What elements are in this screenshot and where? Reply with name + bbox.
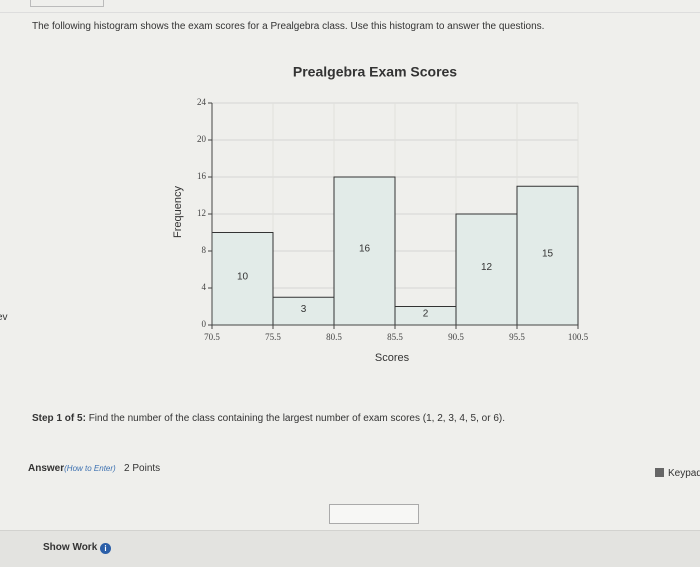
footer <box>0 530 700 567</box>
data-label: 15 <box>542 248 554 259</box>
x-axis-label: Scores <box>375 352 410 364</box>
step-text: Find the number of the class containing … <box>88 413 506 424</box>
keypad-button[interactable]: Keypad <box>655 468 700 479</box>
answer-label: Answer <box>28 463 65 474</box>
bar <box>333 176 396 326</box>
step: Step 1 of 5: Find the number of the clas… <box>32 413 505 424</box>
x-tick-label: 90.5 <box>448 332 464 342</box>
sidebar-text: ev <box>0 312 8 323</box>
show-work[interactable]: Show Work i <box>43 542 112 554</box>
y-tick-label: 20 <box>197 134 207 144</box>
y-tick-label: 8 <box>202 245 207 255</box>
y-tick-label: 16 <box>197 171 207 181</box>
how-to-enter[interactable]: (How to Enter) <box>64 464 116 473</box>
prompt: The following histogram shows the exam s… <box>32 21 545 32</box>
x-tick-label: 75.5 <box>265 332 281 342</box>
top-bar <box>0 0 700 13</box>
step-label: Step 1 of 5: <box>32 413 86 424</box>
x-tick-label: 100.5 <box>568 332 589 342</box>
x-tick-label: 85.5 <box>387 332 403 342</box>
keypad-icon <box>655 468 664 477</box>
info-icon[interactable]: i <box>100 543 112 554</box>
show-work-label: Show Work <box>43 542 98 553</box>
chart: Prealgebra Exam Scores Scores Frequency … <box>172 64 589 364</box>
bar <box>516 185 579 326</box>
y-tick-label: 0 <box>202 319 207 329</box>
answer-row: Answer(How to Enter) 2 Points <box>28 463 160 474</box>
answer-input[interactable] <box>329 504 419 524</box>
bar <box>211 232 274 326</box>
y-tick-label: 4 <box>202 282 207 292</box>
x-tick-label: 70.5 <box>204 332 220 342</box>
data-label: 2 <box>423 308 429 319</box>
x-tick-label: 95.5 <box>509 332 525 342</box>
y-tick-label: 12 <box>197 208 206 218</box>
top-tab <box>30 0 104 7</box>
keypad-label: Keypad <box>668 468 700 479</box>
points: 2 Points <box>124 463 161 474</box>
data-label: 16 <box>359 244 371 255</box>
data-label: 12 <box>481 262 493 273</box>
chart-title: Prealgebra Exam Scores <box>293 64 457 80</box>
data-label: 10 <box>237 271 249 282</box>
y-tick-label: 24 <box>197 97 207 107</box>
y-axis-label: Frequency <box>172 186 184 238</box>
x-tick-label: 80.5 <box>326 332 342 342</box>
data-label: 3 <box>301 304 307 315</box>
= = = = =
__Instruction__: Copy every line of the records above word for word, and leave the pictures out of your copy.

__Problem solution__:
What elements are in this screenshot and where? Reply with name + bbox.
footer <box>0 530 700 567</box>
data-label: 15 <box>542 248 554 259</box>
x-axis-label: Scores <box>375 352 410 364</box>
step-text: Find the number of the class containing … <box>88 413 506 424</box>
keypad-button[interactable]: Keypad <box>655 468 700 479</box>
answer-label: Answer <box>28 463 65 474</box>
bar <box>333 176 396 326</box>
step: Step 1 of 5: Find the number of the clas… <box>32 413 505 424</box>
x-tick-label: 90.5 <box>448 332 464 342</box>
sidebar-text: ev <box>0 312 8 323</box>
show-work[interactable]: Show Work i <box>43 542 112 554</box>
y-tick-label: 20 <box>197 134 207 144</box>
y-tick-label: 8 <box>202 245 207 255</box>
y-tick-label: 16 <box>197 171 207 181</box>
how-to-enter[interactable]: (How to Enter) <box>64 464 116 473</box>
prompt: The following histogram shows the exam s… <box>32 21 545 32</box>
x-tick-label: 75.5 <box>265 332 281 342</box>
top-bar <box>0 0 700 13</box>
step-label: Step 1 of 5: <box>32 413 86 424</box>
x-tick-label: 100.5 <box>568 332 589 342</box>
x-tick-label: 85.5 <box>387 332 403 342</box>
keypad-icon <box>655 468 664 477</box>
info-icon[interactable]: i <box>100 543 112 554</box>
show-work-label: Show Work <box>43 542 98 553</box>
chart: Prealgebra Exam Scores Scores Frequency … <box>172 64 589 364</box>
bar <box>516 185 579 326</box>
y-tick-label: 0 <box>202 319 207 329</box>
answer-row: Answer(How to Enter) 2 Points <box>28 463 160 474</box>
answer-input[interactable] <box>329 504 419 524</box>
bar <box>211 232 274 326</box>
y-tick-label: 4 <box>202 282 207 292</box>
x-tick-label: 70.5 <box>204 332 220 342</box>
data-label: 2 <box>423 308 429 319</box>
x-tick-label: 95.5 <box>509 332 525 342</box>
y-tick-label: 12 <box>197 208 206 218</box>
top-tab <box>30 0 104 7</box>
keypad-label: Keypad <box>668 468 700 479</box>
points: 2 Points <box>124 463 161 474</box>
data-label: 16 <box>359 244 371 255</box>
data-label: 12 <box>481 262 493 273</box>
chart-title: Prealgebra Exam Scores <box>293 64 457 80</box>
data-label: 10 <box>237 271 249 282</box>
y-tick-label: 24 <box>197 97 207 107</box>
y-axis-label: Frequency <box>172 186 184 238</box>
x-tick-label: 80.5 <box>326 332 342 342</box>
data-label: 3 <box>301 304 307 315</box>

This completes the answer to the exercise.